# [Given task]
In full and without alteration, repeat the material.

# [Material for this task]
□ □ □ □ □

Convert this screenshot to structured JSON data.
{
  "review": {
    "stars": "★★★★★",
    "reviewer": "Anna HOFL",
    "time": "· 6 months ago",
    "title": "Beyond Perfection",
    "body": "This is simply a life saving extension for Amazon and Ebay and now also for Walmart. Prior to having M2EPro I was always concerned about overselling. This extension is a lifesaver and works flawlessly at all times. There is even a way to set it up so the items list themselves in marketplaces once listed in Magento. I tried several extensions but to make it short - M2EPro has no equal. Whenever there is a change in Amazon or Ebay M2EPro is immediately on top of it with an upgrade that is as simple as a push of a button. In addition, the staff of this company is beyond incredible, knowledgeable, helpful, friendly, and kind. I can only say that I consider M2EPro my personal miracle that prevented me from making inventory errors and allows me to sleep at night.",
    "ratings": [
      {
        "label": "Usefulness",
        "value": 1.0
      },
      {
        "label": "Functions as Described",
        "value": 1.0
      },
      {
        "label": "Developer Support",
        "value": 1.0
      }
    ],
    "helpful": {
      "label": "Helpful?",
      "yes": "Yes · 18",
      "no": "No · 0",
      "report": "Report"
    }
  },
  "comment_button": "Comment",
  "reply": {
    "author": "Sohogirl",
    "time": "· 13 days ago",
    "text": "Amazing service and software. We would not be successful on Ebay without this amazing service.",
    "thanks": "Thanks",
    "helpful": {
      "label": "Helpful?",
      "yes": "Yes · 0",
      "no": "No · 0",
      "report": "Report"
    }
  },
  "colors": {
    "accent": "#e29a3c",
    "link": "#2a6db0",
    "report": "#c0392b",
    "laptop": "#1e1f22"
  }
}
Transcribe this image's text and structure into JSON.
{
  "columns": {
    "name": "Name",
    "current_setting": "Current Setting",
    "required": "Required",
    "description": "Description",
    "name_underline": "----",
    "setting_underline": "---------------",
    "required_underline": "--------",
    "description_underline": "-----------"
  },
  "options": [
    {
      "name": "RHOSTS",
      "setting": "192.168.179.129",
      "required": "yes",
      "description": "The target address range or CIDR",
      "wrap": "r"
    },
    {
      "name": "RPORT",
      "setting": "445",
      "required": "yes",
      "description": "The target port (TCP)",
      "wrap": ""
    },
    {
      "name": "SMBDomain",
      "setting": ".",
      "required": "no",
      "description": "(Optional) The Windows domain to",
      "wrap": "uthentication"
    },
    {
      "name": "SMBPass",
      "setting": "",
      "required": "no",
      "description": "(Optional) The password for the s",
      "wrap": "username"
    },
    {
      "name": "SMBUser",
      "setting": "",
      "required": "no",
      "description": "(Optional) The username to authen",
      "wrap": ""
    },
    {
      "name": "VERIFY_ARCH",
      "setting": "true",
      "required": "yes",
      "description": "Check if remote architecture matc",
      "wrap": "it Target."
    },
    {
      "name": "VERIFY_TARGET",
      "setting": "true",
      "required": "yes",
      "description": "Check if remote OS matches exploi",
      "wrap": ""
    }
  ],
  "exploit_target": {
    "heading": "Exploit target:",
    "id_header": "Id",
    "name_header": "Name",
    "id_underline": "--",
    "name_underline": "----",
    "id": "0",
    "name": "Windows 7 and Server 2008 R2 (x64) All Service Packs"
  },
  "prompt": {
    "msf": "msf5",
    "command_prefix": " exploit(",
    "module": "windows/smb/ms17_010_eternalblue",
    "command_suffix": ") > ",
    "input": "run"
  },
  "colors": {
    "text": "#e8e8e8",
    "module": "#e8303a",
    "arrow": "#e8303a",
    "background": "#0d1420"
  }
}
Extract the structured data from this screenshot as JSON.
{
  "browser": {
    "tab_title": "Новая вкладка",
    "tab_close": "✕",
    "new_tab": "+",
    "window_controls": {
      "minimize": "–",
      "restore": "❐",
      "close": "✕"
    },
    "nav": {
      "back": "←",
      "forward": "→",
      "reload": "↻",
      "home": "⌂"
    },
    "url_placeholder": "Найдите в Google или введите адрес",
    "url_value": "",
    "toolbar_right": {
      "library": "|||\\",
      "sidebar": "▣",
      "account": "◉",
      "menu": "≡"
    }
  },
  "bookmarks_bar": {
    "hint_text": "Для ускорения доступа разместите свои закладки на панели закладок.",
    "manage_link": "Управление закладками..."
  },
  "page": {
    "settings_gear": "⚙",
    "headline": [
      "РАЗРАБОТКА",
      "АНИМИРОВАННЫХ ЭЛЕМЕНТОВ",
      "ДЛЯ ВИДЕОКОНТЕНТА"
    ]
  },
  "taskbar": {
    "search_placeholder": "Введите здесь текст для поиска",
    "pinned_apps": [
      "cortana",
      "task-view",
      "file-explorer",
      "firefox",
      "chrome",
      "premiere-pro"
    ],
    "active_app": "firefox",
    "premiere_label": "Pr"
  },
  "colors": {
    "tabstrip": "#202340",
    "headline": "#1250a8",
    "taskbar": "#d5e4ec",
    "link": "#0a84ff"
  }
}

□ □ □ □ □

# [Task answer]
Convert this screenshot to structured JSON data.
{
  "review": {
    "stars": "★★★★★",
    "reviewer": "Anna HOFL",
    "time": "· 6 months ago",
    "title": "Beyond Perfection",
    "body": "This is simply a life saving extension for Amazon and Ebay and now also for Walmart. Prior to having M2EPro I was always concerned about overselling. This extension is a lifesaver and works flawlessly at all times. There is even a way to set it up so the items list themselves in marketplaces once listed in Magento. I tried several extensions but to make it short - M2EPro has no equal. Whenever there is a change in Amazon or Ebay M2EPro is immediately on top of it with an upgrade that is as simple as a push of a button. In addition, the staff of this company is beyond incredible, knowledgeable, helpful, friendly, and kind. I can only say that I consider M2EPro my personal miracle that prevented me from making inventory errors and allows me to sleep at night.",
    "ratings": [
      {
        "label": "Usefulness",
        "value": 1.0
      },
      {
        "label": "Functions as Described",
        "value": 1.0
      },
      {
        "label": "Developer Support",
        "value": 1.0
      }
    ],
    "helpful": {
      "label": "Helpful?",
      "yes": "Yes · 18",
      "no": "No · 0",
      "report": "Report"
    }
  },
  "comment_button": "Comment",
  "reply": {
    "author": "Sohogirl",
    "time": "· 13 days ago",
    "text": "Amazing service and software. We would not be successful on Ebay without this amazing service.",
    "thanks": "Thanks",
    "helpful": {
      "label": "Helpful?",
      "yes": "Yes · 0",
      "no": "No · 0",
      "report": "Report"
    }
  },
  "colors": {
    "accent": "#e29a3c",
    "link": "#2a6db0",
    "report": "#c0392b",
    "laptop": "#1e1f22"
  }
}
Transcribe this image's text and structure into JSON.
{
  "columns": {
    "name": "Name",
    "current_setting": "Current Setting",
    "required": "Required",
    "description": "Description",
    "name_underline": "----",
    "setting_underline": "---------------",
    "required_underline": "--------",
    "description_underline": "-----------"
  },
  "options": [
    {
      "name": "RHOSTS",
      "setting": "192.168.179.129",
      "required": "yes",
      "description": "The target address range or CIDR",
      "wrap": "r"
    },
    {
      "name": "RPORT",
      "setting": "445",
      "required": "yes",
      "description": "The target port (TCP)",
      "wrap": ""
    },
    {
      "name": "SMBDomain",
      "setting": ".",
      "required": "no",
      "description": "(Optional) The Windows domain to",
      "wrap": "uthentication"
    },
    {
      "name": "SMBPass",
      "setting": "",
      "required": "no",
      "description": "(Optional) The password for the s",
      "wrap": "username"
    },
    {
      "name": "SMBUser",
      "setting": "",
      "required": "no",
      "description": "(Optional) The username to authen",
      "wrap": ""
    },
    {
      "name": "VERIFY_ARCH",
      "setting": "true",
      "required": "yes",
      "description": "Check if remote architecture matc",
      "wrap": "it Target."
    },
    {
      "name": "VERIFY_TARGET",
      "setting": "true",
      "required": "yes",
      "description": "Check if remote OS matches exploi",
      "wrap": ""
    }
  ],
  "exploit_target": {
    "heading": "Exploit target:",
    "id_header": "Id",
    "name_header": "Name",
    "id_underline": "--",
    "name_underline": "----",
    "id": "0",
    "name": "Windows 7 and Server 2008 R2 (x64) All Service Packs"
  },
  "prompt": {
    "msf": "msf5",
    "command_prefix": " exploit(",
    "module": "windows/smb/ms17_010_eternalblue",
    "command_suffix": ") > ",
    "input": "run"
  },
  "colors": {
    "text": "#e8e8e8",
    "module": "#e8303a",
    "arrow": "#e8303a",
    "background": "#0d1420"
  }
}
Extract the structured data from this screenshot as JSON.
{
  "browser": {
    "tab_title": "Новая вкладка",
    "tab_close": "✕",
    "new_tab": "+",
    "window_controls": {
      "minimize": "–",
      "restore": "❐",
      "close": "✕"
    },
    "nav": {
      "back": "←",
      "forward": "→",
      "reload": "↻",
      "home": "⌂"
    },
    "url_placeholder": "Найдите в Google или введите адрес",
    "url_value": "",
    "toolbar_right": {
      "library": "|||\\",
      "sidebar": "▣",
      "account": "◉",
      "menu": "≡"
    }
  },
  "bookmarks_bar": {
    "hint_text": "Для ускорения доступа разместите свои закладки на панели закладок.",
    "manage_link": "Управление закладками..."
  },
  "page": {
    "settings_gear": "⚙",
    "headline": [
      "РАЗРАБОТКА",
      "АНИМИРОВАННЫХ ЭЛЕМЕНТОВ",
      "ДЛЯ ВИДЕОКОНТЕНТА"
    ]
  },
  "taskbar": {
    "search_placeholder": "Введите здесь текст для поиска",
    "pinned_apps": [
      "cortana",
      "task-view",
      "file-explorer",
      "firefox",
      "chrome",
      "premiere-pro"
    ],
    "active_app": "firefox",
    "premiere_label": "Pr"
  },
  "colors": {
    "tabstrip": "#202340",
    "headline": "#1250a8",
    "taskbar": "#d5e4ec",
    "link": "#0a84ff"
  }
}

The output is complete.